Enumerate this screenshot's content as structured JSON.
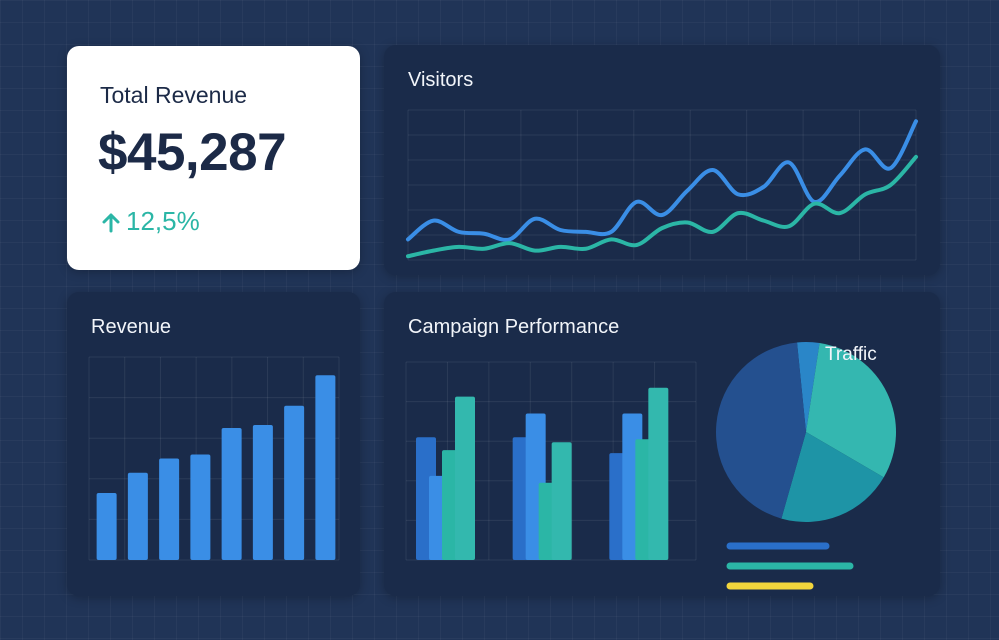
{
  "kpi": {
    "title": "Total Revenue",
    "value": "$45,287",
    "change": "12,5%",
    "change_icon": "arrow-up-icon",
    "change_color": "#2bb6a6"
  },
  "visitors": {
    "title": "Visitors",
    "chart_data": {
      "type": "line",
      "x": [
        0,
        1,
        2,
        3,
        4,
        5,
        6,
        7,
        8,
        9,
        10,
        11,
        12,
        13,
        14,
        15,
        16,
        17,
        18,
        19,
        20
      ],
      "series": [
        {
          "color": "#3a8ee6",
          "values": [
            22,
            42,
            30,
            28,
            22,
            44,
            32,
            30,
            30,
            62,
            48,
            74,
            96,
            70,
            78,
            104,
            62,
            90,
            118,
            98,
            148
          ]
        },
        {
          "color": "#2bb6a6",
          "values": [
            4,
            10,
            14,
            12,
            18,
            10,
            14,
            12,
            22,
            16,
            34,
            40,
            30,
            50,
            42,
            36,
            60,
            50,
            70,
            80,
            110
          ]
        }
      ],
      "grid": true,
      "ylim": [
        0,
        160
      ]
    }
  },
  "revenue": {
    "title": "Revenue",
    "chart_data": {
      "type": "bar",
      "color": "#3a8ee6",
      "values": [
        66,
        86,
        100,
        104,
        130,
        133,
        152,
        182
      ],
      "ylim": [
        0,
        200
      ],
      "grid": true
    }
  },
  "campaign": {
    "title": "Campaign Performance",
    "pie_label": "Traffic",
    "chart_data": [
      {
        "type": "bar",
        "grouped": true,
        "series": [
          {
            "color": "#2a6fc9",
            "values": [
              124,
              124,
              108
            ]
          },
          {
            "color": "#3a8ee6",
            "values": [
              85,
              148,
              148
            ]
          },
          {
            "color": "#2bb6a6",
            "values": [
              111,
              78,
              122
            ]
          },
          {
            "color": "#33b8ae",
            "values": [
              165,
              119,
              174
            ]
          }
        ],
        "ylim": [
          0,
          200
        ]
      },
      {
        "type": "pie",
        "slices": [
          {
            "value": 4,
            "color": "#2a86c8"
          },
          {
            "value": 31,
            "color": "#34b7b0"
          },
          {
            "value": 21,
            "color": "#1e94a6"
          },
          {
            "value": 44,
            "color": "#24508f"
          }
        ]
      }
    ],
    "legend_lines": [
      {
        "color": "#2a6fc9",
        "length": 0.6
      },
      {
        "color": "#2bb6a6",
        "length": 0.75
      },
      {
        "color": "#f2d53c",
        "length": 0.5
      }
    ]
  }
}
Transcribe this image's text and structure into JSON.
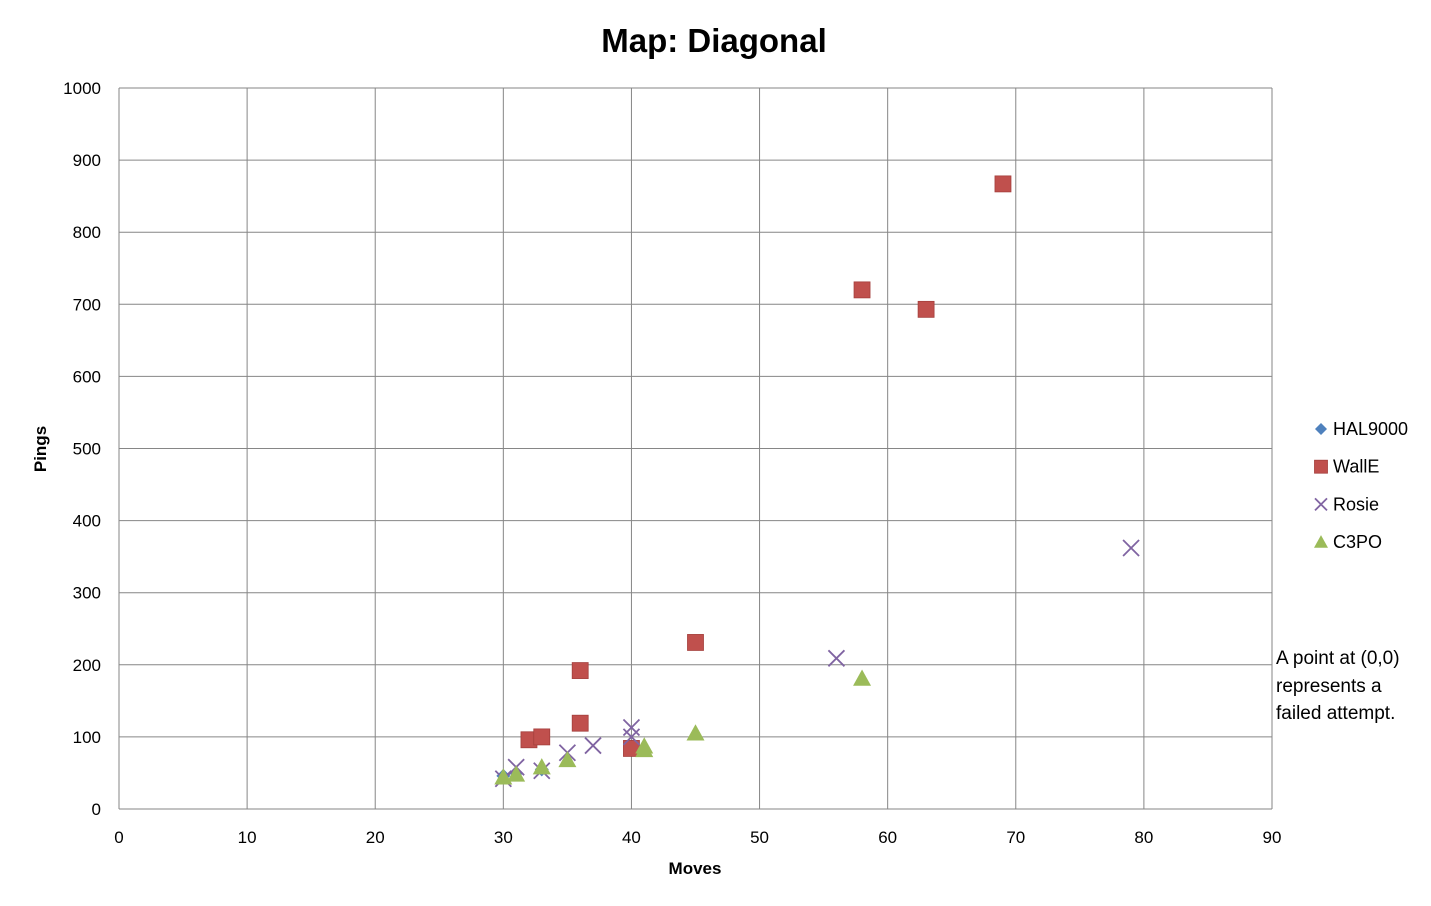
{
  "chart_data": {
    "type": "scatter",
    "title": "Map: Diagonal",
    "xlabel": "Moves",
    "ylabel": "Pings",
    "xlim": [
      0,
      90
    ],
    "ylim": [
      0,
      1000
    ],
    "x_ticks": [
      "0",
      "10",
      "20",
      "30",
      "40",
      "50",
      "60",
      "70",
      "80",
      "90"
    ],
    "y_ticks": [
      "0",
      "100",
      "200",
      "300",
      "400",
      "500",
      "600",
      "700",
      "800",
      "900",
      "1000"
    ],
    "grid": true,
    "legend_position": "right",
    "series": [
      {
        "name": "HAL9000",
        "marker": "diamond",
        "color": "#4F81BD",
        "points": [
          [
            30,
            46
          ],
          [
            31,
            50
          ],
          [
            33,
            55
          ]
        ]
      },
      {
        "name": "WallE",
        "marker": "square",
        "color": "#C0504D",
        "points": [
          [
            32,
            96
          ],
          [
            33,
            100
          ],
          [
            36,
            192
          ],
          [
            36,
            119
          ],
          [
            40,
            84
          ],
          [
            45,
            231
          ],
          [
            58,
            720
          ],
          [
            63,
            693
          ],
          [
            69,
            867
          ]
        ]
      },
      {
        "name": "Rosie",
        "marker": "x",
        "color": "#8064A2",
        "points": [
          [
            30,
            42
          ],
          [
            31,
            58
          ],
          [
            33,
            53
          ],
          [
            35,
            78
          ],
          [
            37,
            88
          ],
          [
            40,
            113
          ],
          [
            40,
            100
          ],
          [
            56,
            209
          ],
          [
            79,
            362
          ]
        ]
      },
      {
        "name": "C3PO",
        "marker": "triangle",
        "color": "#9BBB59",
        "points": [
          [
            30,
            44
          ],
          [
            31,
            48
          ],
          [
            33,
            58
          ],
          [
            35,
            68
          ],
          [
            41,
            87
          ],
          [
            41,
            82
          ],
          [
            45,
            105
          ],
          [
            58,
            181
          ]
        ]
      }
    ],
    "annotation": [
      "A point at (0,0)",
      "represents a",
      "failed attempt."
    ]
  }
}
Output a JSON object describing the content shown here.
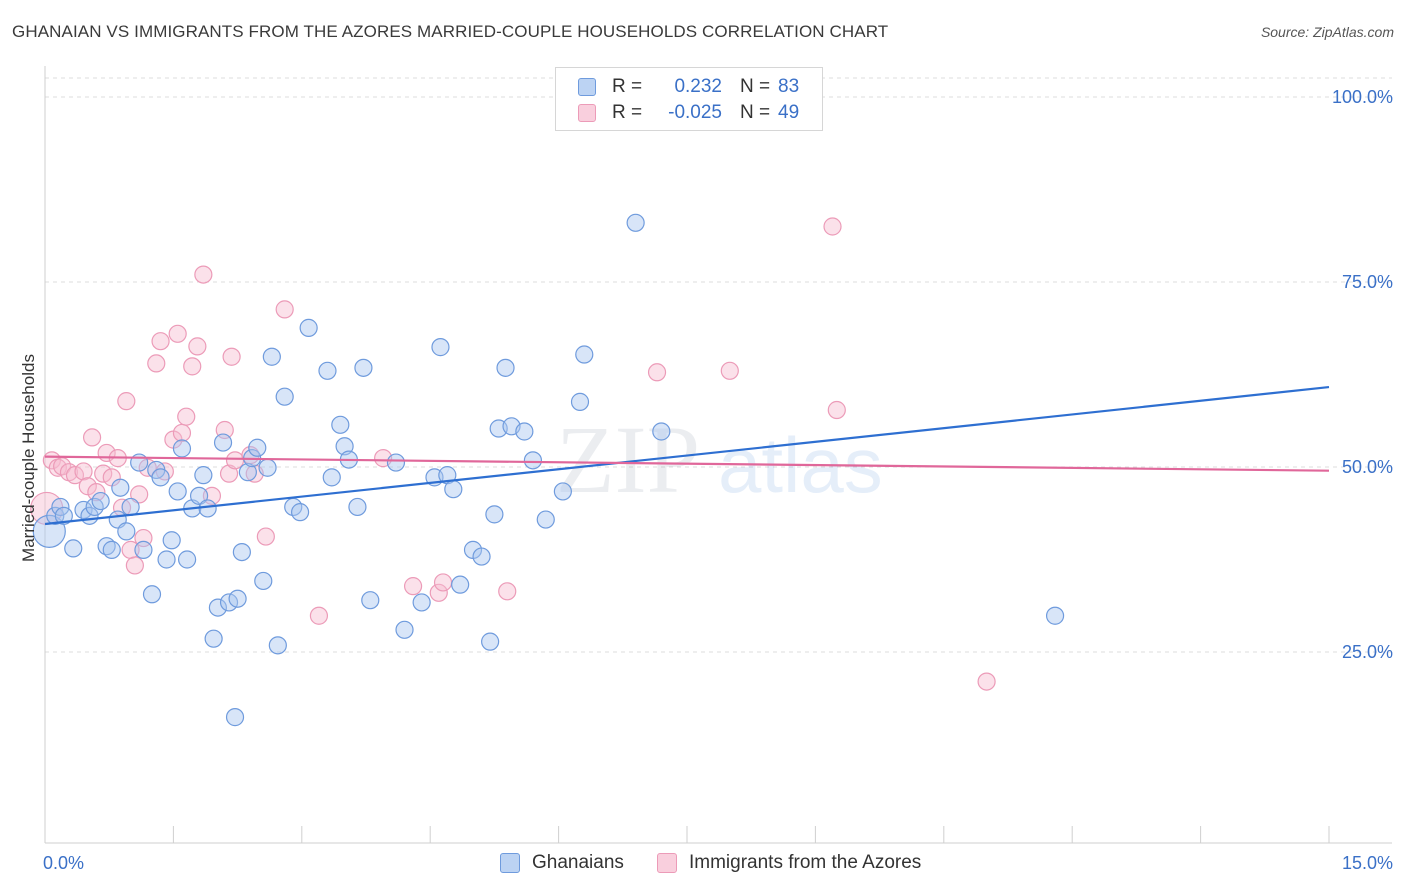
{
  "title": "GHANAIAN VS IMMIGRANTS FROM THE AZORES MARRIED-COUPLE HOUSEHOLDS CORRELATION CHART",
  "source": "Source: ZipAtlas.com",
  "watermark": {
    "zip": "ZIP",
    "atlas": "atlas"
  },
  "legend": {
    "rows": [
      {
        "r_label": "R =",
        "r_value": "0.232",
        "n_label": "N =",
        "n_value": "83"
      },
      {
        "r_label": "R =",
        "r_value": "-0.025",
        "n_label": "N =",
        "n_value": "49"
      }
    ]
  },
  "colors": {
    "blue_fill": "#a9c6ef",
    "blue_stroke": "#6f9bdd",
    "blue_line": "#2e6fd1",
    "pink_fill": "#f6bdd0",
    "pink_stroke": "#ec9bb8",
    "pink_line": "#e0679a",
    "grid": "#dcdcdc",
    "tick_label": "#3a70c7"
  },
  "chart_data": {
    "type": "scatter",
    "title": "GHANAIAN VS IMMIGRANTS FROM THE AZORES MARRIED-COUPLE HOUSEHOLDS CORRELATION CHART",
    "xlabel": "",
    "ylabel": "Married-couple Households",
    "xlim": [
      0,
      15
    ],
    "ylim": [
      0,
      105
    ],
    "x_tick_labels": [
      "0.0%",
      "15.0%"
    ],
    "y_ticks": [
      25,
      50,
      75,
      100
    ],
    "y_tick_labels": [
      "25.0%",
      "50.0%",
      "75.0%",
      "100.0%"
    ],
    "grid": true,
    "legend_position": "bottom",
    "series": [
      {
        "name": "Ghanaians",
        "color": "#6f9bdd",
        "trend": {
          "x": [
            0,
            15
          ],
          "y": [
            42.3,
            60.8
          ]
        },
        "points": [
          [
            0.05,
            41.3
          ],
          [
            0.12,
            43.4
          ],
          [
            0.18,
            44.6
          ],
          [
            0.22,
            43.4
          ],
          [
            0.33,
            39.0
          ],
          [
            0.45,
            44.2
          ],
          [
            0.52,
            43.4
          ],
          [
            0.58,
            44.6
          ],
          [
            0.65,
            45.4
          ],
          [
            0.72,
            39.3
          ],
          [
            0.78,
            38.8
          ],
          [
            0.85,
            42.9
          ],
          [
            0.88,
            47.2
          ],
          [
            0.95,
            41.3
          ],
          [
            1.0,
            44.6
          ],
          [
            1.1,
            50.6
          ],
          [
            1.15,
            38.8
          ],
          [
            1.25,
            32.8
          ],
          [
            1.3,
            49.6
          ],
          [
            1.35,
            48.6
          ],
          [
            1.42,
            37.5
          ],
          [
            1.48,
            40.1
          ],
          [
            1.55,
            46.7
          ],
          [
            1.6,
            52.5
          ],
          [
            1.66,
            37.5
          ],
          [
            1.72,
            44.4
          ],
          [
            1.8,
            46.1
          ],
          [
            1.85,
            48.9
          ],
          [
            1.9,
            44.4
          ],
          [
            1.97,
            26.8
          ],
          [
            2.02,
            31.0
          ],
          [
            2.08,
            53.3
          ],
          [
            2.15,
            31.7
          ],
          [
            2.22,
            16.2
          ],
          [
            2.25,
            32.2
          ],
          [
            2.3,
            38.5
          ],
          [
            2.37,
            49.3
          ],
          [
            2.42,
            51.2
          ],
          [
            2.48,
            52.6
          ],
          [
            2.55,
            34.6
          ],
          [
            2.6,
            49.9
          ],
          [
            2.65,
            64.9
          ],
          [
            2.72,
            25.9
          ],
          [
            2.8,
            59.5
          ],
          [
            2.9,
            44.6
          ],
          [
            2.98,
            43.9
          ],
          [
            3.08,
            68.8
          ],
          [
            3.3,
            63.0
          ],
          [
            3.35,
            48.6
          ],
          [
            3.45,
            55.7
          ],
          [
            3.5,
            52.8
          ],
          [
            3.55,
            51.0
          ],
          [
            3.65,
            44.6
          ],
          [
            3.72,
            63.4
          ],
          [
            3.8,
            32.0
          ],
          [
            4.1,
            50.6
          ],
          [
            4.2,
            28.0
          ],
          [
            4.4,
            31.7
          ],
          [
            4.55,
            48.6
          ],
          [
            4.62,
            66.2
          ],
          [
            4.7,
            48.9
          ],
          [
            4.77,
            47.0
          ],
          [
            4.85,
            34.1
          ],
          [
            5.0,
            38.8
          ],
          [
            5.1,
            37.9
          ],
          [
            5.2,
            26.4
          ],
          [
            5.25,
            43.6
          ],
          [
            5.3,
            55.2
          ],
          [
            5.38,
            63.4
          ],
          [
            5.45,
            55.5
          ],
          [
            5.6,
            54.8
          ],
          [
            5.7,
            50.9
          ],
          [
            5.85,
            42.9
          ],
          [
            6.05,
            46.7
          ],
          [
            6.25,
            58.8
          ],
          [
            6.3,
            65.2
          ],
          [
            6.9,
            83.0
          ],
          [
            7.2,
            54.8
          ],
          [
            11.8,
            29.9
          ]
        ]
      },
      {
        "name": "Immigrants from the Azores",
        "color": "#ec9bb8",
        "trend": {
          "x": [
            0,
            15
          ],
          "y": [
            51.4,
            49.5
          ]
        },
        "points": [
          [
            0.02,
            44.4
          ],
          [
            0.08,
            50.9
          ],
          [
            0.15,
            49.9
          ],
          [
            0.2,
            50.1
          ],
          [
            0.28,
            49.3
          ],
          [
            0.35,
            48.9
          ],
          [
            0.45,
            49.4
          ],
          [
            0.5,
            47.4
          ],
          [
            0.55,
            54.0
          ],
          [
            0.6,
            46.6
          ],
          [
            0.68,
            49.1
          ],
          [
            0.72,
            51.9
          ],
          [
            0.78,
            48.6
          ],
          [
            0.85,
            51.2
          ],
          [
            0.9,
            44.5
          ],
          [
            0.95,
            58.9
          ],
          [
            1.0,
            38.8
          ],
          [
            1.05,
            36.7
          ],
          [
            1.1,
            46.3
          ],
          [
            1.15,
            40.4
          ],
          [
            1.2,
            49.9
          ],
          [
            1.3,
            64.0
          ],
          [
            1.35,
            67.0
          ],
          [
            1.4,
            49.4
          ],
          [
            1.5,
            53.7
          ],
          [
            1.55,
            68.0
          ],
          [
            1.6,
            54.6
          ],
          [
            1.65,
            56.8
          ],
          [
            1.72,
            63.6
          ],
          [
            1.78,
            66.3
          ],
          [
            1.85,
            76.0
          ],
          [
            1.95,
            46.1
          ],
          [
            2.1,
            55.0
          ],
          [
            2.15,
            49.1
          ],
          [
            2.18,
            64.9
          ],
          [
            2.22,
            50.9
          ],
          [
            2.4,
            51.6
          ],
          [
            2.45,
            49.1
          ],
          [
            2.58,
            40.6
          ],
          [
            2.8,
            71.3
          ],
          [
            3.2,
            29.9
          ],
          [
            3.95,
            51.2
          ],
          [
            4.3,
            33.9
          ],
          [
            4.6,
            33.0
          ],
          [
            4.65,
            34.4
          ],
          [
            5.4,
            33.2
          ],
          [
            7.15,
            62.8
          ],
          [
            8.0,
            63.0
          ],
          [
            9.2,
            82.5
          ],
          [
            9.25,
            57.7
          ],
          [
            11.0,
            21.0
          ]
        ]
      }
    ]
  }
}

——

__Work to complete__
Of the lines in the entries above, how many include "JSON"? Only the number should be given.

__The output__
3